** DIRECTIONS **
Copy the records that follow exactly, leaving nothing out.

** SOURCE DATA **

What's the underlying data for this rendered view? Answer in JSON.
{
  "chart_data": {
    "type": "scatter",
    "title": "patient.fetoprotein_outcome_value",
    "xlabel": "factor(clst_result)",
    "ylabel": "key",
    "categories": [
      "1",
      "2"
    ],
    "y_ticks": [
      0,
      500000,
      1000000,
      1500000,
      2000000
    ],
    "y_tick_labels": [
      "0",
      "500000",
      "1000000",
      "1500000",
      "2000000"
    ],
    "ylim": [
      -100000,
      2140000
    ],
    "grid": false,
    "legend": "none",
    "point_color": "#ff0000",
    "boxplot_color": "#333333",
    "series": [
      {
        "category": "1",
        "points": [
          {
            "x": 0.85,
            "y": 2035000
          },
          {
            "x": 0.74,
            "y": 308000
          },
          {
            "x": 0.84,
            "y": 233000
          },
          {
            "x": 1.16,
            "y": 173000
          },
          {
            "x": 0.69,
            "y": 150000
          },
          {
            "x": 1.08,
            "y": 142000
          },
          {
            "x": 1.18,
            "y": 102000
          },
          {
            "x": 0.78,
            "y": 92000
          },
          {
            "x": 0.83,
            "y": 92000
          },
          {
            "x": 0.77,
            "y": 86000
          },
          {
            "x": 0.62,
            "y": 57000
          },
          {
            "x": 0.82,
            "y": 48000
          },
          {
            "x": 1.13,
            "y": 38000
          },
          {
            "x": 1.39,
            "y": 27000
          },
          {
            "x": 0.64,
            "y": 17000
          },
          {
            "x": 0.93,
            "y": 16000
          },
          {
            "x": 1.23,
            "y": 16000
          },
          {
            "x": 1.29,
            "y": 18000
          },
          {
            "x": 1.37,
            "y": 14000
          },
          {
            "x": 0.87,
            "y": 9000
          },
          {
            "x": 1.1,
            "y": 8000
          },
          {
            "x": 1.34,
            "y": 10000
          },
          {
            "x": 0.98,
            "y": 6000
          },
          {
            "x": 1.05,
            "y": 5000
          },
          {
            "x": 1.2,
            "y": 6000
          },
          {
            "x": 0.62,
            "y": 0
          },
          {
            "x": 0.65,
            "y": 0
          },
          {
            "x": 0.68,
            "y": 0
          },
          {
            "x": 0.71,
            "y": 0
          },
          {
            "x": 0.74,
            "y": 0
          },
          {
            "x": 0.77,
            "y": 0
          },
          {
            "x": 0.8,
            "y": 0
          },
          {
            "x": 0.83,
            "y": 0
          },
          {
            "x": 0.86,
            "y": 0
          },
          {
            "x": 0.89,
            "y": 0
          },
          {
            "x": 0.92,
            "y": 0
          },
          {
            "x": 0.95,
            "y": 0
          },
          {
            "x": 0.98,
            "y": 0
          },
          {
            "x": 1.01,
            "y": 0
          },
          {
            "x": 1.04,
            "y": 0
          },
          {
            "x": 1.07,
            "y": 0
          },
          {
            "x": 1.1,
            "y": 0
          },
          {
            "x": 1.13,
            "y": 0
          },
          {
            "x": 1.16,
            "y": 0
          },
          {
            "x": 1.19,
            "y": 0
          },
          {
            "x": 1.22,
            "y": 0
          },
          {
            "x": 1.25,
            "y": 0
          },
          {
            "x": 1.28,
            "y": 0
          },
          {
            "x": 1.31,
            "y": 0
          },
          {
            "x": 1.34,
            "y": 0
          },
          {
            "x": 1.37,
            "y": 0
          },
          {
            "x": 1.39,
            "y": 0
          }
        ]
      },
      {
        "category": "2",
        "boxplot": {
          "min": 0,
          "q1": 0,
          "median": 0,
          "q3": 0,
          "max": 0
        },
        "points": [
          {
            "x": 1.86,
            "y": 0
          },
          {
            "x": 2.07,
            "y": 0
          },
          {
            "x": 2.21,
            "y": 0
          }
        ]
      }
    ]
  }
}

** ANSWER SPACE **
What's the underlying data for this rendered view? Answer in JSON.
{
  "chart_data": {
    "type": "scatter",
    "title": "patient.fetoprotein_outcome_value",
    "xlabel": "factor(clst_result)",
    "ylabel": "key",
    "categories": [
      "1",
      "2"
    ],
    "y_ticks": [
      0,
      500000,
      1000000,
      1500000,
      2000000
    ],
    "y_tick_labels": [
      "0",
      "500000",
      "1000000",
      "1500000",
      "2000000"
    ],
    "ylim": [
      -100000,
      2140000
    ],
    "grid": false,
    "legend": "none",
    "point_color": "#ff0000",
    "boxplot_color": "#333333",
    "series": [
      {
        "category": "1",
        "points": [
          {
            "x": 0.85,
            "y": 2035000
          },
          {
            "x": 0.74,
            "y": 308000
          },
          {
            "x": 0.84,
            "y": 233000
          },
          {
            "x": 1.16,
            "y": 173000
          },
          {
            "x": 0.69,
            "y": 150000
          },
          {
            "x": 1.08,
            "y": 142000
          },
          {
            "x": 1.18,
            "y": 102000
          },
          {
            "x": 0.78,
            "y": 92000
          },
          {
            "x": 0.83,
            "y": 92000
          },
          {
            "x": 0.77,
            "y": 86000
          },
          {
            "x": 0.62,
            "y": 57000
          },
          {
            "x": 0.82,
            "y": 48000
          },
          {
            "x": 1.13,
            "y": 38000
          },
          {
            "x": 1.39,
            "y": 27000
          },
          {
            "x": 0.64,
            "y": 17000
          },
          {
            "x": 0.93,
            "y": 16000
          },
          {
            "x": 1.23,
            "y": 16000
          },
          {
            "x": 1.29,
            "y": 18000
          },
          {
            "x": 1.37,
            "y": 14000
          },
          {
            "x": 0.87,
            "y": 9000
          },
          {
            "x": 1.1,
            "y": 8000
          },
          {
            "x": 1.34,
            "y": 10000
          },
          {
            "x": 0.98,
            "y": 6000
          },
          {
            "x": 1.05,
            "y": 5000
          },
          {
            "x": 1.2,
            "y": 6000
          },
          {
            "x": 0.62,
            "y": 0
          },
          {
            "x": 0.65,
            "y": 0
          },
          {
            "x": 0.68,
            "y": 0
          },
          {
            "x": 0.71,
            "y": 0
          },
          {
            "x": 0.74,
            "y": 0
          },
          {
            "x": 0.77,
            "y": 0
          },
          {
            "x": 0.8,
            "y": 0
          },
          {
            "x": 0.83,
            "y": 0
          },
          {
            "x": 0.86,
            "y": 0
          },
          {
            "x": 0.89,
            "y": 0
          },
          {
            "x": 0.92,
            "y": 0
          },
          {
            "x": 0.95,
            "y": 0
          },
          {
            "x": 0.98,
            "y": 0
          },
          {
            "x": 1.01,
            "y": 0
          },
          {
            "x": 1.04,
            "y": 0
          },
          {
            "x": 1.07,
            "y": 0
          },
          {
            "x": 1.1,
            "y": 0
          },
          {
            "x": 1.13,
            "y": 0
          },
          {
            "x": 1.16,
            "y": 0
          },
          {
            "x": 1.19,
            "y": 0
          },
          {
            "x": 1.22,
            "y": 0
          },
          {
            "x": 1.25,
            "y": 0
          },
          {
            "x": 1.28,
            "y": 0
          },
          {
            "x": 1.31,
            "y": 0
          },
          {
            "x": 1.34,
            "y": 0
          },
          {
            "x": 1.37,
            "y": 0
          },
          {
            "x": 1.39,
            "y": 0
          }
        ]
      },
      {
        "category": "2",
        "boxplot": {
          "min": 0,
          "q1": 0,
          "median": 0,
          "q3": 0,
          "max": 0
        },
        "points": [
          {
            "x": 1.86,
            "y": 0
          },
          {
            "x": 2.07,
            "y": 0
          },
          {
            "x": 2.21,
            "y": 0
          }
        ]
      }
    ]
  }
}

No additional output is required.